[Figure record listings]
— BEGIN —

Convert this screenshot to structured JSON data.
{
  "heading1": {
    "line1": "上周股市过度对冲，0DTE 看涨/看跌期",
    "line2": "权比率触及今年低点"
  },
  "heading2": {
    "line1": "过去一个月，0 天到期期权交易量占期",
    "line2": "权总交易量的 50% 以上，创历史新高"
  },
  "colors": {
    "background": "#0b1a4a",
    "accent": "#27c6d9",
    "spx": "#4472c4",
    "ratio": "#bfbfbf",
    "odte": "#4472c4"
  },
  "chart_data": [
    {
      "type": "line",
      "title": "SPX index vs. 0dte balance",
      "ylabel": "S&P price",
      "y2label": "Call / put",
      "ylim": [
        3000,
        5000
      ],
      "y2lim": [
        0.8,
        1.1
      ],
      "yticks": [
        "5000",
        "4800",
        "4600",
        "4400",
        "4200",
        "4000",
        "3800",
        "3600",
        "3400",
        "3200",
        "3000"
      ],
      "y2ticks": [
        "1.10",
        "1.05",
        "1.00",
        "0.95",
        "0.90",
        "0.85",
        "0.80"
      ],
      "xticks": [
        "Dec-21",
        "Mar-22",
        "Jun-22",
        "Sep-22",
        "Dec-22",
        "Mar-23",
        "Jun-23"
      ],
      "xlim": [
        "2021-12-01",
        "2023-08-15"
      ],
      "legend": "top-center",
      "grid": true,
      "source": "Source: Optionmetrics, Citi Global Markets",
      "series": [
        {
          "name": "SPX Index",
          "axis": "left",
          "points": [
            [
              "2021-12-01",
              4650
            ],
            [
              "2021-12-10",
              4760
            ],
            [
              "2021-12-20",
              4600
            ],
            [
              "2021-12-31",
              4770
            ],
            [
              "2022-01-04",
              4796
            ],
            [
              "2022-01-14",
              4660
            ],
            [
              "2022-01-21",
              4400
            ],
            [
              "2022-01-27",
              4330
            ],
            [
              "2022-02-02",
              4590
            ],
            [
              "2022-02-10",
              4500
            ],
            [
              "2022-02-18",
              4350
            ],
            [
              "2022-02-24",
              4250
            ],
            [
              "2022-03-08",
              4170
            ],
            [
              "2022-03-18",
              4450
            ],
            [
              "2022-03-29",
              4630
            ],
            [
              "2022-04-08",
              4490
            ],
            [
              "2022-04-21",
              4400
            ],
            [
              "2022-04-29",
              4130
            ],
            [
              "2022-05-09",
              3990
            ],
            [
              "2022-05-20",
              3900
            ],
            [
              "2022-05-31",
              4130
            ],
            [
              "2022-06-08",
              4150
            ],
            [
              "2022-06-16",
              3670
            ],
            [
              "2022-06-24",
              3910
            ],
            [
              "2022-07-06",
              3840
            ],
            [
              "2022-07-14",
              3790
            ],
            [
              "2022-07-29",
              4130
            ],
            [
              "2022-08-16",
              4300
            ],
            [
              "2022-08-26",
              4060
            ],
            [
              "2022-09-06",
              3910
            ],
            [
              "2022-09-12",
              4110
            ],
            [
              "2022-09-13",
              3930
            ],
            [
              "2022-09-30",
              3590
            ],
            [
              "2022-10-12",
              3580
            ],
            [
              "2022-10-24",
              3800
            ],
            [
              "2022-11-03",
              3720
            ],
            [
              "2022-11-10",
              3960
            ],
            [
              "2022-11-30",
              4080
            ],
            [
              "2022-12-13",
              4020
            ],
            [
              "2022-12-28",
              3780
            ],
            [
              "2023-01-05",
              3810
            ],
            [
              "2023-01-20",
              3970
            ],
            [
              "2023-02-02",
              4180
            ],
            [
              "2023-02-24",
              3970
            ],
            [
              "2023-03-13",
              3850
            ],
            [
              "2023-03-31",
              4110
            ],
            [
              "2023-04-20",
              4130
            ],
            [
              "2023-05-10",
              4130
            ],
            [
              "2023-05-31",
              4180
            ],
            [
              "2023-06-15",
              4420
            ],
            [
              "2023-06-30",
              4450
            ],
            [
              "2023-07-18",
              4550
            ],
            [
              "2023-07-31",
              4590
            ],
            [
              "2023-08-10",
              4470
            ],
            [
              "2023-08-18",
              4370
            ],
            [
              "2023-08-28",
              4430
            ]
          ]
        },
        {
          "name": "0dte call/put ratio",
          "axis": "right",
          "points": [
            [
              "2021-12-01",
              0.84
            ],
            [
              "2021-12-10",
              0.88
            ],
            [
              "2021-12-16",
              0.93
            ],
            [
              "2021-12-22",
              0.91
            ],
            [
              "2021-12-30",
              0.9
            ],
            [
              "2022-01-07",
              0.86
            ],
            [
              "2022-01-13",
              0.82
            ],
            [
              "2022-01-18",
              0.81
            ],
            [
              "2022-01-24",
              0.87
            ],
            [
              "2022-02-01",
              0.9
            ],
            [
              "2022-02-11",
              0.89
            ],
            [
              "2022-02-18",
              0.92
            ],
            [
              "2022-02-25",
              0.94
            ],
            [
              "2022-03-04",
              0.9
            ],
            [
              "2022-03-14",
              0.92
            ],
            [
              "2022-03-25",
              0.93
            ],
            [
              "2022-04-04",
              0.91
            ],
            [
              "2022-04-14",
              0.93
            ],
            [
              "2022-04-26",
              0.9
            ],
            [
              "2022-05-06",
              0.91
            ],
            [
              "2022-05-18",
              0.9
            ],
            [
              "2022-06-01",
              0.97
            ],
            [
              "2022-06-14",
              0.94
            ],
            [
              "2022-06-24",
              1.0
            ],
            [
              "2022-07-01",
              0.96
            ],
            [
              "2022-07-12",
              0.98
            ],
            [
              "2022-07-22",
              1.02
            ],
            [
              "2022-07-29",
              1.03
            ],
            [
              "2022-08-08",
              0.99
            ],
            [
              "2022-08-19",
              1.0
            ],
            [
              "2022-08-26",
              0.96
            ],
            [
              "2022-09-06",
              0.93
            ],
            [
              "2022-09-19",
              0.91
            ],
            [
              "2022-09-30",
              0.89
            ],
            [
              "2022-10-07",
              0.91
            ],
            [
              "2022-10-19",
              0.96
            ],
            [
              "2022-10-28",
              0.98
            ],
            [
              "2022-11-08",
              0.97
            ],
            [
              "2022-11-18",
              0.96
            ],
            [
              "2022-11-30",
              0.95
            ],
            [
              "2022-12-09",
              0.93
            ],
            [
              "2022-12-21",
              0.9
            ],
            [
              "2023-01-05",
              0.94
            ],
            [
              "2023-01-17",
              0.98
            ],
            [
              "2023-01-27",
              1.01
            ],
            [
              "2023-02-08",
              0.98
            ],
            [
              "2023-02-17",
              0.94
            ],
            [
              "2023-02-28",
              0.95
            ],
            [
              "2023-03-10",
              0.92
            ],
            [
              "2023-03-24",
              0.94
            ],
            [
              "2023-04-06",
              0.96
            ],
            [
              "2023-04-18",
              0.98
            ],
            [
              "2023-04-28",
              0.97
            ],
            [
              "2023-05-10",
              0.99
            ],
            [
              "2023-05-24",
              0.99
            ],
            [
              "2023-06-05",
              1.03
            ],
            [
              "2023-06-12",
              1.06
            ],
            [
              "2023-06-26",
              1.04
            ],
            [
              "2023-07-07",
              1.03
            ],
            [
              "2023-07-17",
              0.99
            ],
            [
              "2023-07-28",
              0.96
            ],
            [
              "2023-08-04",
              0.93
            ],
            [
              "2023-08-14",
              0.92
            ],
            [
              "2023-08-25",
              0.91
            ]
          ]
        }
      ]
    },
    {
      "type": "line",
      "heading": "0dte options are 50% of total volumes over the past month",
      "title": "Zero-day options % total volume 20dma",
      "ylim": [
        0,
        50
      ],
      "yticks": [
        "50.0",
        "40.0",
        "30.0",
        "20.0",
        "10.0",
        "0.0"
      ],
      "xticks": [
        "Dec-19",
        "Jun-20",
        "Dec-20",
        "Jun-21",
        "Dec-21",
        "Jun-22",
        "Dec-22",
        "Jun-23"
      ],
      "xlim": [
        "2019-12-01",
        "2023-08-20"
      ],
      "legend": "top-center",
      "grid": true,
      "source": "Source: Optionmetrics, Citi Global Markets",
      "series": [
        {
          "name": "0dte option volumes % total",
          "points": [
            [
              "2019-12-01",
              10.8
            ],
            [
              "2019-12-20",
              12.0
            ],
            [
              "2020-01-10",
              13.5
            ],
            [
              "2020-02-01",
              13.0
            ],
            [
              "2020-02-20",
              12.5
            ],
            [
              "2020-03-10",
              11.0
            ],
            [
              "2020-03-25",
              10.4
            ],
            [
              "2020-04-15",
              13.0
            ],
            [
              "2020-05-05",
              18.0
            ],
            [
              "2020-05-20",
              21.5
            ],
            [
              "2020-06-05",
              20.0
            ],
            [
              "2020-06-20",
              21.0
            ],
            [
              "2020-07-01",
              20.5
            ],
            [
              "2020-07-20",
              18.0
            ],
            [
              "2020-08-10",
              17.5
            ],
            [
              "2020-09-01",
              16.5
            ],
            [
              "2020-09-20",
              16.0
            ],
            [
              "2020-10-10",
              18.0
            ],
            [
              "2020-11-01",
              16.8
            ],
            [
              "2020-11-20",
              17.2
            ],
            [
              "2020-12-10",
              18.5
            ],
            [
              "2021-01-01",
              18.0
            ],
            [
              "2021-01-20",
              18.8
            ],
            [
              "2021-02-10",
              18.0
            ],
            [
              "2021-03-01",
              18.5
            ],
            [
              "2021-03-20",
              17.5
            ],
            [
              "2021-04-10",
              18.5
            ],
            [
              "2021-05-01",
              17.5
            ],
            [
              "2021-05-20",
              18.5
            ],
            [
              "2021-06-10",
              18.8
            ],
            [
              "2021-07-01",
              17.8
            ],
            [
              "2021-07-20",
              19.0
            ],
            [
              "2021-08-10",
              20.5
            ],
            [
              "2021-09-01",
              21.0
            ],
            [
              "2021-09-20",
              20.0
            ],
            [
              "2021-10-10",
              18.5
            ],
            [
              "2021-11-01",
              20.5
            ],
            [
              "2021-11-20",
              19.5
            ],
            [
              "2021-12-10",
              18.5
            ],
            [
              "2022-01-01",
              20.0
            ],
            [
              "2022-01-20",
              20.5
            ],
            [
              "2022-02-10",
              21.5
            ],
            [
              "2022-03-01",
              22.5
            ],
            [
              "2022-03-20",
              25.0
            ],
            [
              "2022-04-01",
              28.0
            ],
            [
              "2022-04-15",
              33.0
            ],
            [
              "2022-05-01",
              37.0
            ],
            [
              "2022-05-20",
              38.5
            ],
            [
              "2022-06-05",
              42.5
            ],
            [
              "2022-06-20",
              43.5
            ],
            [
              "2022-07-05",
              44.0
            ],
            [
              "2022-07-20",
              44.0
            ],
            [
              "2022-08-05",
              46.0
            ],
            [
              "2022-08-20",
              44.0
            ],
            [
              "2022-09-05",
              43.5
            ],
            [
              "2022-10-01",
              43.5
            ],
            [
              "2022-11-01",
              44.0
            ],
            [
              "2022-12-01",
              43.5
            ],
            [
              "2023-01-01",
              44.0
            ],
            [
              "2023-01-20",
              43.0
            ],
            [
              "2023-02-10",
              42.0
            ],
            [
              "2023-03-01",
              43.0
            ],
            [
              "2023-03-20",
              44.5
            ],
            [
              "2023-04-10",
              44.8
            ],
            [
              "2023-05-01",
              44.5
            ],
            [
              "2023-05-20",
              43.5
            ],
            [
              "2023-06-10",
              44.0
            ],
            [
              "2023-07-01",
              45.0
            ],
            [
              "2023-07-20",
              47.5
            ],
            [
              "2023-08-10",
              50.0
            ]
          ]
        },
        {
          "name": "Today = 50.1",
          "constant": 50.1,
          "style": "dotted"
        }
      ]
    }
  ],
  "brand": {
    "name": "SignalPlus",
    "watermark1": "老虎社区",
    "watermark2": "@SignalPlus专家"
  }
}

— END —

§ **WHAT THE EXERCISE ASKS**:
Extract from the data every line where "ratio" shows up.

§ **RESULT OF THE TASK**:
    "ratio": "#bfbfbf",
          "name": "0dte call/put ratio",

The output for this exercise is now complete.